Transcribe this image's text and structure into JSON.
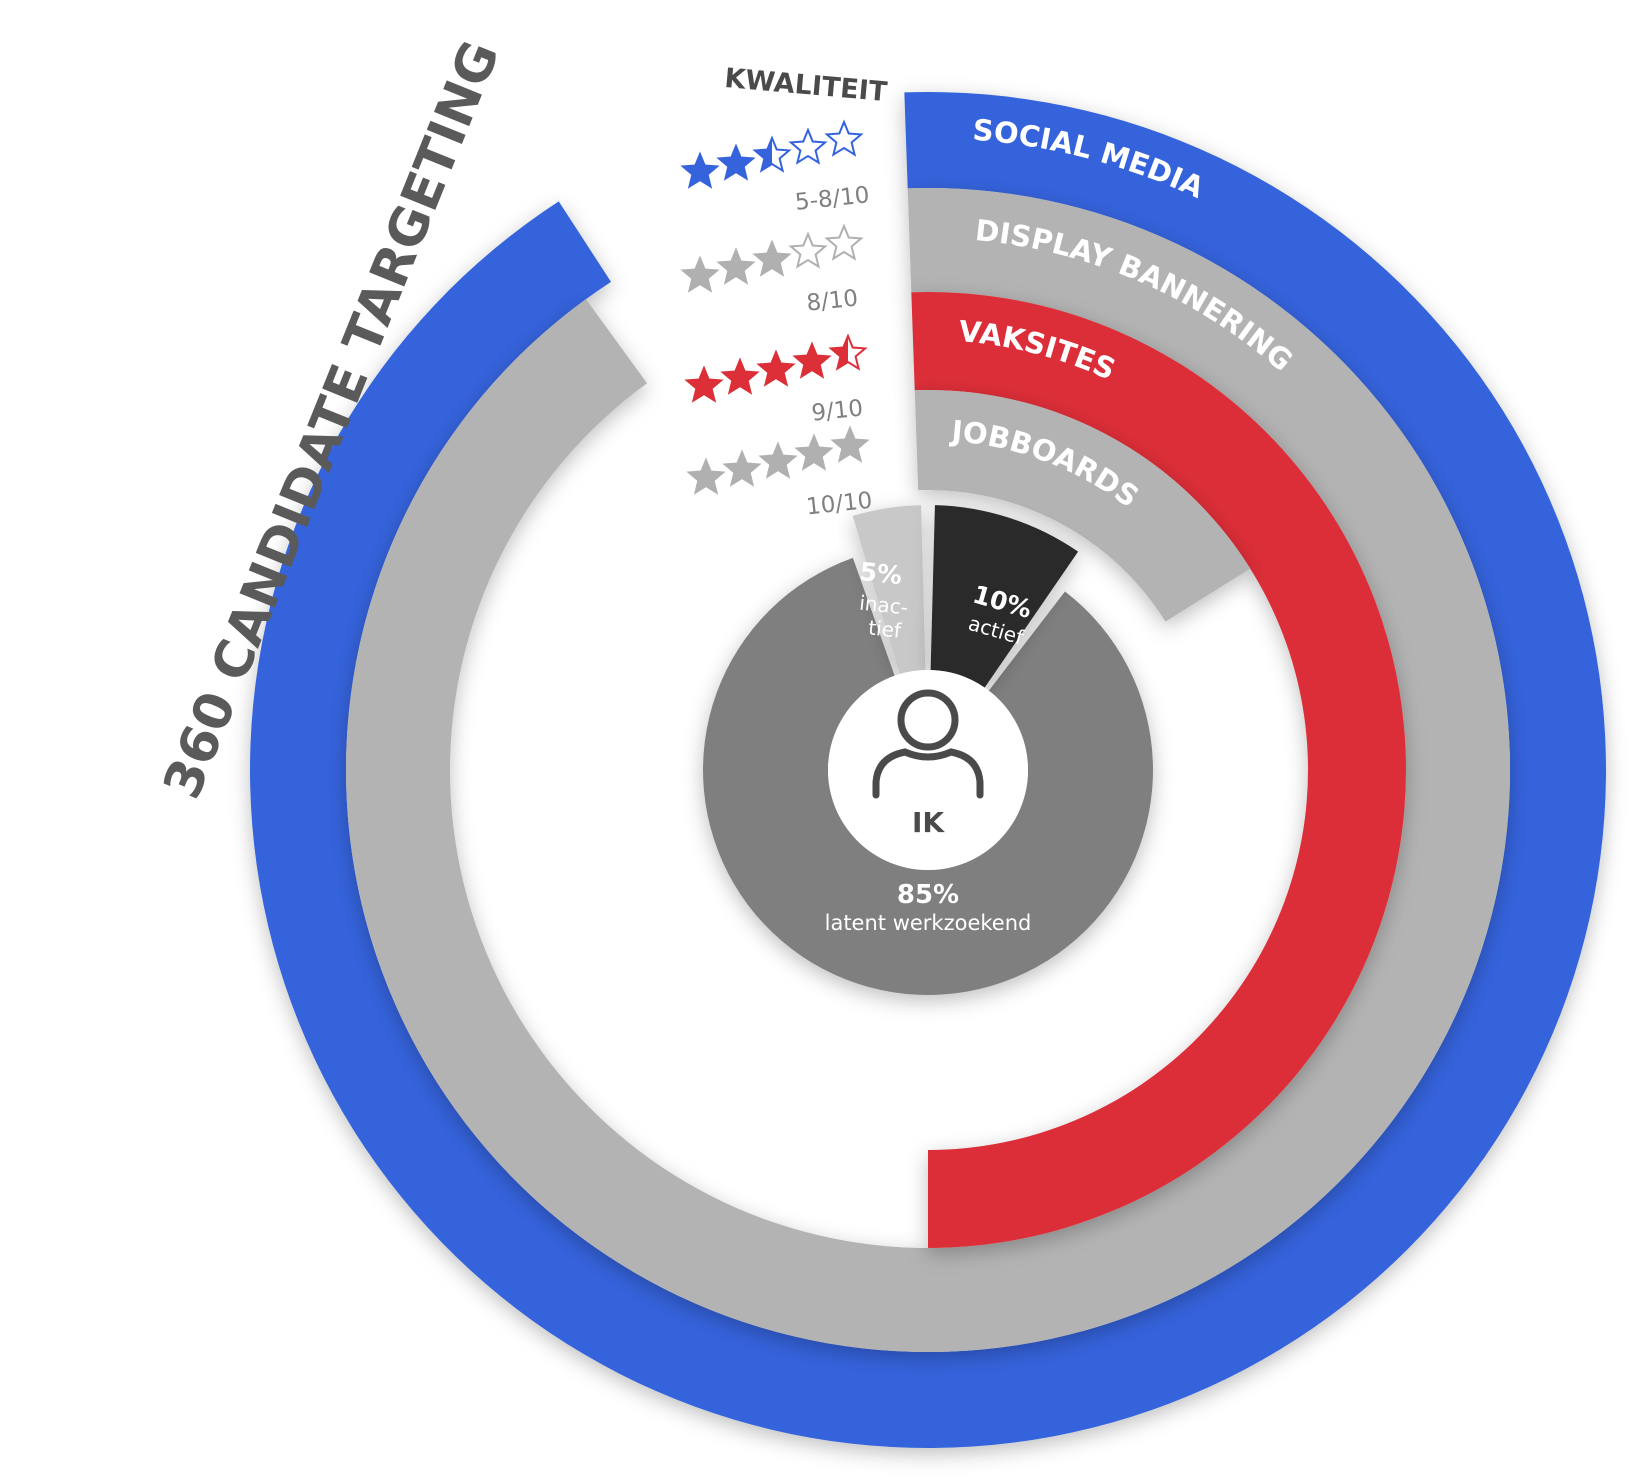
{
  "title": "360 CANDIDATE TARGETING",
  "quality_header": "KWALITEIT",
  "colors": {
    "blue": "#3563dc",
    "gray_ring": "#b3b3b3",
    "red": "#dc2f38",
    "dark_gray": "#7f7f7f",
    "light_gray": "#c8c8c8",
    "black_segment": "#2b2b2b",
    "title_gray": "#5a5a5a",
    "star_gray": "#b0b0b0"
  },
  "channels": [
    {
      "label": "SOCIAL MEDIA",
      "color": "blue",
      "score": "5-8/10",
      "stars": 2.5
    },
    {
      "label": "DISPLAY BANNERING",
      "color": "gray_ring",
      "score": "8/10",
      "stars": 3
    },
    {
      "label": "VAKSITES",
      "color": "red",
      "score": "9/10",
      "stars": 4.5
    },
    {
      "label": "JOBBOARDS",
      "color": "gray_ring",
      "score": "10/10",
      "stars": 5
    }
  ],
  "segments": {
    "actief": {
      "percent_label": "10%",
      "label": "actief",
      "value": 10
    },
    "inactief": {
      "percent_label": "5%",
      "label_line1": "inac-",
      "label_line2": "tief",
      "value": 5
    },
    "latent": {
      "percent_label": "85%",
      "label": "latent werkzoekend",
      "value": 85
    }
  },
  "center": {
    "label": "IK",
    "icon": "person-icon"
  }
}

....

__TASK__.
From the entries above, copy out every line where the string "score" appears.

__REPLY__.
      "score": "5-8/10",
      "score": "8/10",
      "score": "9/10",
      "score": "10/10",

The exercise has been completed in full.